--- Work to complete ---
Rewrite the lines in these items, changing "National Debt" to "Federal Debt" and leaving everything else untouched.

--- Given data ---
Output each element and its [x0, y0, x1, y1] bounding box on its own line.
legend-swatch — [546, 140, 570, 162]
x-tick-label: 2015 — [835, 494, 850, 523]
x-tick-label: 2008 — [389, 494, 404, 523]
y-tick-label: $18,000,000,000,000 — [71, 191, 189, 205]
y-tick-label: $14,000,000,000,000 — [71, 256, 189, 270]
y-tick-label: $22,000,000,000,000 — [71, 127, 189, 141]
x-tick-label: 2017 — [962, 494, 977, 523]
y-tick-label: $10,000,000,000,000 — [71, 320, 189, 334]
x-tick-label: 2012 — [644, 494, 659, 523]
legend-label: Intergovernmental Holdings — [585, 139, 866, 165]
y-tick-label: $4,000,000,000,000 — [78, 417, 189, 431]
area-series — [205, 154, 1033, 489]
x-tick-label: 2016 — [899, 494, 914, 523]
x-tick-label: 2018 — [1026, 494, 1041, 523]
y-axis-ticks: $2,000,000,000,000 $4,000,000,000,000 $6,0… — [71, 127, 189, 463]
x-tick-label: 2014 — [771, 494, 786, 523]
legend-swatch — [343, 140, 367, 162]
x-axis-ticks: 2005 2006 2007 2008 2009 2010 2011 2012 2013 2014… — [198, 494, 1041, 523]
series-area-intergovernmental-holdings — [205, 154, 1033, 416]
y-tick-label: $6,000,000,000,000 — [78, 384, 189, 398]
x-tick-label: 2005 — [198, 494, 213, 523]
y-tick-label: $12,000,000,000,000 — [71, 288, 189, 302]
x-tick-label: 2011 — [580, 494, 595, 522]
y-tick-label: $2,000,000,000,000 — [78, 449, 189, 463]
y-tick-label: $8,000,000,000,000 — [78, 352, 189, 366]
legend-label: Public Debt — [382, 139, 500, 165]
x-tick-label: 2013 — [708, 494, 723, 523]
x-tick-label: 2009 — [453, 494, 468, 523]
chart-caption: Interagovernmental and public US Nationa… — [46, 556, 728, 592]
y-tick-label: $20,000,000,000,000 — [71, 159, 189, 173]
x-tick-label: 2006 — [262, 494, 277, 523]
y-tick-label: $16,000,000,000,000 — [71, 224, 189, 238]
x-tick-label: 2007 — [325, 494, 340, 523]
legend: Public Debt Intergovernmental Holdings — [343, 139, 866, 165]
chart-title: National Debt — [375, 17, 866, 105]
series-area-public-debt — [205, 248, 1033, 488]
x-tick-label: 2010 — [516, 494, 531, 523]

--- Output for this task ---
Output each element and its [x0, y0, x1, y1] bounding box on its own line.
legend-swatch — [546, 140, 570, 162]
x-tick-label: 2015 — [835, 494, 850, 523]
x-tick-label: 2008 — [389, 494, 404, 523]
y-tick-label: $18,000,000,000,000 — [71, 191, 189, 205]
y-tick-label: $14,000,000,000,000 — [71, 256, 189, 270]
y-tick-label: $22,000,000,000,000 — [71, 127, 189, 141]
x-tick-label: 2017 — [962, 494, 977, 523]
y-tick-label: $10,000,000,000,000 — [71, 320, 189, 334]
x-tick-label: 2012 — [644, 494, 659, 523]
legend-label: Intergovernmental Holdings — [585, 139, 866, 165]
y-tick-label: $4,000,000,000,000 — [78, 417, 189, 431]
area-series — [205, 154, 1033, 489]
x-tick-label: 2016 — [899, 494, 914, 523]
x-tick-label: 2018 — [1026, 494, 1041, 523]
y-axis-ticks: $2,000,000,000,000 $4,000,000,000,000 $6,0… — [71, 127, 189, 463]
x-tick-label: 2014 — [771, 494, 786, 523]
legend-swatch — [343, 140, 367, 162]
x-axis-ticks: 2005 2006 2007 2008 2009 2010 2011 2012 2013 2014… — [198, 494, 1041, 523]
series-area-intergovernmental-holdings — [205, 154, 1033, 416]
y-tick-label: $6,000,000,000,000 — [78, 384, 189, 398]
x-tick-label: 2005 — [198, 494, 213, 523]
y-tick-label: $12,000,000,000,000 — [71, 288, 189, 302]
x-tick-label: 2011 — [580, 494, 595, 522]
y-tick-label: $2,000,000,000,000 — [78, 449, 189, 463]
y-tick-label: $8,000,000,000,000 — [78, 352, 189, 366]
legend-label: Public Debt — [382, 139, 500, 165]
x-tick-label: 2013 — [708, 494, 723, 523]
x-tick-label: 2009 — [453, 494, 468, 523]
chart-caption: Interagovernmental and public US Nationa… — [46, 556, 728, 592]
y-tick-label: $20,000,000,000,000 — [71, 159, 189, 173]
x-tick-label: 2006 — [262, 494, 277, 523]
y-tick-label: $16,000,000,000,000 — [71, 224, 189, 238]
x-tick-label: 2007 — [325, 494, 340, 523]
legend: Public Debt Intergovernmental Holdings — [343, 139, 866, 165]
chart-title: Federal Debt — [375, 17, 866, 105]
series-area-public-debt — [205, 248, 1033, 488]
x-tick-label: 2010 — [516, 494, 531, 523]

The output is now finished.